#### Exercise requirements:
Copy out the data below verbatim.

==========

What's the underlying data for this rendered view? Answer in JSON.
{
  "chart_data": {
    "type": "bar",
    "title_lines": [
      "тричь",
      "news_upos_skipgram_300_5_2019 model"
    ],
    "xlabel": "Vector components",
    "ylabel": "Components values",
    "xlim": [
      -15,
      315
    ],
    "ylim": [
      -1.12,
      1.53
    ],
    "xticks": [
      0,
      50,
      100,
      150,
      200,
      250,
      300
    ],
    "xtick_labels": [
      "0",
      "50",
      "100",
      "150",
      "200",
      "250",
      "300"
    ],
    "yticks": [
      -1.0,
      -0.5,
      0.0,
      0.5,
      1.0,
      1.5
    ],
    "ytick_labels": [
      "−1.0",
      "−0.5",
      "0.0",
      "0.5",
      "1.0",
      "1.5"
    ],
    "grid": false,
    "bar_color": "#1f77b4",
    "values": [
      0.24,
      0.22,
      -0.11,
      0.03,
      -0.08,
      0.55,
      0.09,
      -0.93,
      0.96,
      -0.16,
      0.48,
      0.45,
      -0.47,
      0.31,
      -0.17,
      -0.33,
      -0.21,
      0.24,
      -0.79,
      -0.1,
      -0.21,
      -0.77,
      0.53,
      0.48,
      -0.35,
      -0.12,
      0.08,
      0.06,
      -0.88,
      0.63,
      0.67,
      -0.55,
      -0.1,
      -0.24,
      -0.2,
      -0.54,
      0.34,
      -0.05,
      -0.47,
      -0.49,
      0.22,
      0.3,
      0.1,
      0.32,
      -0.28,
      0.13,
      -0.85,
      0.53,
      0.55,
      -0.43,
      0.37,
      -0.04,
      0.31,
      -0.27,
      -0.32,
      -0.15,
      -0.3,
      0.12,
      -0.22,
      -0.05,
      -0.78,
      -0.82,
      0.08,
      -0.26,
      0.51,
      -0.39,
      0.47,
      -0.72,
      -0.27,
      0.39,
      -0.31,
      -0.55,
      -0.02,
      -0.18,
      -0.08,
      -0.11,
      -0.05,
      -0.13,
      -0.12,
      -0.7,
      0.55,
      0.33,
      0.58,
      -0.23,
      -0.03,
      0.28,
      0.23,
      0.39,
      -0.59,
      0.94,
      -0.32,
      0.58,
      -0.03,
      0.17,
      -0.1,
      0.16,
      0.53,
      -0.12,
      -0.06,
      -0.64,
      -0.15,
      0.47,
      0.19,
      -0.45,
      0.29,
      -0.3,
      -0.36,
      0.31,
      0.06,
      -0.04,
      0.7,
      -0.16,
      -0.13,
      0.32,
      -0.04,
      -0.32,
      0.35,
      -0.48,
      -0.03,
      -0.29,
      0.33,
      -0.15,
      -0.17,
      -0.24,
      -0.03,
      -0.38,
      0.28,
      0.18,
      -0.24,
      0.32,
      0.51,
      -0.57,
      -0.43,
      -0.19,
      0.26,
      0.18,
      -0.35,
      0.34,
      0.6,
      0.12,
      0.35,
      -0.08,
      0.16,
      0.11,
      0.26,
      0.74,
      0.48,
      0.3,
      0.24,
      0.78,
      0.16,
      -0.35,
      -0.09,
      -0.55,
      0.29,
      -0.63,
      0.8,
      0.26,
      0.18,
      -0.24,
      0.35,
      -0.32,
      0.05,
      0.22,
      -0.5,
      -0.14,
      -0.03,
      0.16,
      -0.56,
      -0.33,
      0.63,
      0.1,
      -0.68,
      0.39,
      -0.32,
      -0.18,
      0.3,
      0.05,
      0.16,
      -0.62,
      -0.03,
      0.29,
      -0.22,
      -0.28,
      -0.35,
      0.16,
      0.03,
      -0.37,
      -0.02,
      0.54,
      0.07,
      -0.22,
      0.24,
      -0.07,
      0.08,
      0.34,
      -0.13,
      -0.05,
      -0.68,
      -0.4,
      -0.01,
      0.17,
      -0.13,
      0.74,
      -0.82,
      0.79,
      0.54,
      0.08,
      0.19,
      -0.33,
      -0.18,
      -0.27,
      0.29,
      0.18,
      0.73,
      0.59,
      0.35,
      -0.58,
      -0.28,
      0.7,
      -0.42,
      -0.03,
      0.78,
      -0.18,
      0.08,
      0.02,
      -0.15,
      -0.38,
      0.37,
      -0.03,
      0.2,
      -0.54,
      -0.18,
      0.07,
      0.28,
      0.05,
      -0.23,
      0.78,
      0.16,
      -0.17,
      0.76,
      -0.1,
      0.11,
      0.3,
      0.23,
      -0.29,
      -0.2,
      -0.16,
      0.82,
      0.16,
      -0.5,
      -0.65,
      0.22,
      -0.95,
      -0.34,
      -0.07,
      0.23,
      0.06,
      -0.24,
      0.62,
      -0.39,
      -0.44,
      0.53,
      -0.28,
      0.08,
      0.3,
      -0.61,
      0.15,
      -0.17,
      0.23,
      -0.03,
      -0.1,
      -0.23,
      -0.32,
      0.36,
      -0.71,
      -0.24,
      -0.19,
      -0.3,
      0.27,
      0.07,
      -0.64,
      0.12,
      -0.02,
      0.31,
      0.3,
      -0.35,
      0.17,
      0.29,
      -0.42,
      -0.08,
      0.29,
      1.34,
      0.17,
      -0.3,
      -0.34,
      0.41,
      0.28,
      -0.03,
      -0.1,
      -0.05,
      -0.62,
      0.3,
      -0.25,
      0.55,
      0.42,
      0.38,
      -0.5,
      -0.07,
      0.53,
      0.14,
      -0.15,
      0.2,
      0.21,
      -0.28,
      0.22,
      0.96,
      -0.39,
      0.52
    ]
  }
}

==========

#### Result of the task:
What's the underlying data for this rendered view? Answer in JSON.
{
  "chart_data": {
    "type": "bar",
    "title_lines": [
      "тричь",
      "news_upos_skipgram_300_5_2019 model"
    ],
    "xlabel": "Vector components",
    "ylabel": "Components values",
    "xlim": [
      -15,
      315
    ],
    "ylim": [
      -1.12,
      1.53
    ],
    "xticks": [
      0,
      50,
      100,
      150,
      200,
      250,
      300
    ],
    "xtick_labels": [
      "0",
      "50",
      "100",
      "150",
      "200",
      "250",
      "300"
    ],
    "yticks": [
      -1.0,
      -0.5,
      0.0,
      0.5,
      1.0,
      1.5
    ],
    "ytick_labels": [
      "−1.0",
      "−0.5",
      "0.0",
      "0.5",
      "1.0",
      "1.5"
    ],
    "grid": false,
    "bar_color": "#1f77b4",
    "values": [
      0.24,
      0.22,
      -0.11,
      0.03,
      -0.08,
      0.55,
      0.09,
      -0.93,
      0.96,
      -0.16,
      0.48,
      0.45,
      -0.47,
      0.31,
      -0.17,
      -0.33,
      -0.21,
      0.24,
      -0.79,
      -0.1,
      -0.21,
      -0.77,
      0.53,
      0.48,
      -0.35,
      -0.12,
      0.08,
      0.06,
      -0.88,
      0.63,
      0.67,
      -0.55,
      -0.1,
      -0.24,
      -0.2,
      -0.54,
      0.34,
      -0.05,
      -0.47,
      -0.49,
      0.22,
      0.3,
      0.1,
      0.32,
      -0.28,
      0.13,
      -0.85,
      0.53,
      0.55,
      -0.43,
      0.37,
      -0.04,
      0.31,
      -0.27,
      -0.32,
      -0.15,
      -0.3,
      0.12,
      -0.22,
      -0.05,
      -0.78,
      -0.82,
      0.08,
      -0.26,
      0.51,
      -0.39,
      0.47,
      -0.72,
      -0.27,
      0.39,
      -0.31,
      -0.55,
      -0.02,
      -0.18,
      -0.08,
      -0.11,
      -0.05,
      -0.13,
      -0.12,
      -0.7,
      0.55,
      0.33,
      0.58,
      -0.23,
      -0.03,
      0.28,
      0.23,
      0.39,
      -0.59,
      0.94,
      -0.32,
      0.58,
      -0.03,
      0.17,
      -0.1,
      0.16,
      0.53,
      -0.12,
      -0.06,
      -0.64,
      -0.15,
      0.47,
      0.19,
      -0.45,
      0.29,
      -0.3,
      -0.36,
      0.31,
      0.06,
      -0.04,
      0.7,
      -0.16,
      -0.13,
      0.32,
      -0.04,
      -0.32,
      0.35,
      -0.48,
      -0.03,
      -0.29,
      0.33,
      -0.15,
      -0.17,
      -0.24,
      -0.03,
      -0.38,
      0.28,
      0.18,
      -0.24,
      0.32,
      0.51,
      -0.57,
      -0.43,
      -0.19,
      0.26,
      0.18,
      -0.35,
      0.34,
      0.6,
      0.12,
      0.35,
      -0.08,
      0.16,
      0.11,
      0.26,
      0.74,
      0.48,
      0.3,
      0.24,
      0.78,
      0.16,
      -0.35,
      -0.09,
      -0.55,
      0.29,
      -0.63,
      0.8,
      0.26,
      0.18,
      -0.24,
      0.35,
      -0.32,
      0.05,
      0.22,
      -0.5,
      -0.14,
      -0.03,
      0.16,
      -0.56,
      -0.33,
      0.63,
      0.1,
      -0.68,
      0.39,
      -0.32,
      -0.18,
      0.3,
      0.05,
      0.16,
      -0.62,
      -0.03,
      0.29,
      -0.22,
      -0.28,
      -0.35,
      0.16,
      0.03,
      -0.37,
      -0.02,
      0.54,
      0.07,
      -0.22,
      0.24,
      -0.07,
      0.08,
      0.34,
      -0.13,
      -0.05,
      -0.68,
      -0.4,
      -0.01,
      0.17,
      -0.13,
      0.74,
      -0.82,
      0.79,
      0.54,
      0.08,
      0.19,
      -0.33,
      -0.18,
      -0.27,
      0.29,
      0.18,
      0.73,
      0.59,
      0.35,
      -0.58,
      -0.28,
      0.7,
      -0.42,
      -0.03,
      0.78,
      -0.18,
      0.08,
      0.02,
      -0.15,
      -0.38,
      0.37,
      -0.03,
      0.2,
      -0.54,
      -0.18,
      0.07,
      0.28,
      0.05,
      -0.23,
      0.78,
      0.16,
      -0.17,
      0.76,
      -0.1,
      0.11,
      0.3,
      0.23,
      -0.29,
      -0.2,
      -0.16,
      0.82,
      0.16,
      -0.5,
      -0.65,
      0.22,
      -0.95,
      -0.34,
      -0.07,
      0.23,
      0.06,
      -0.24,
      0.62,
      -0.39,
      -0.44,
      0.53,
      -0.28,
      0.08,
      0.3,
      -0.61,
      0.15,
      -0.17,
      0.23,
      -0.03,
      -0.1,
      -0.23,
      -0.32,
      0.36,
      -0.71,
      -0.24,
      -0.19,
      -0.3,
      0.27,
      0.07,
      -0.64,
      0.12,
      -0.02,
      0.31,
      0.3,
      -0.35,
      0.17,
      0.29,
      -0.42,
      -0.08,
      0.29,
      1.34,
      0.17,
      -0.3,
      -0.34,
      0.41,
      0.28,
      -0.03,
      -0.1,
      -0.05,
      -0.62,
      0.3,
      -0.25,
      0.55,
      0.42,
      0.38,
      -0.5,
      -0.07,
      0.53,
      0.14,
      -0.15,
      0.2,
      0.21,
      -0.28,
      0.22,
      0.96,
      -0.39,
      0.52
    ]
  }
}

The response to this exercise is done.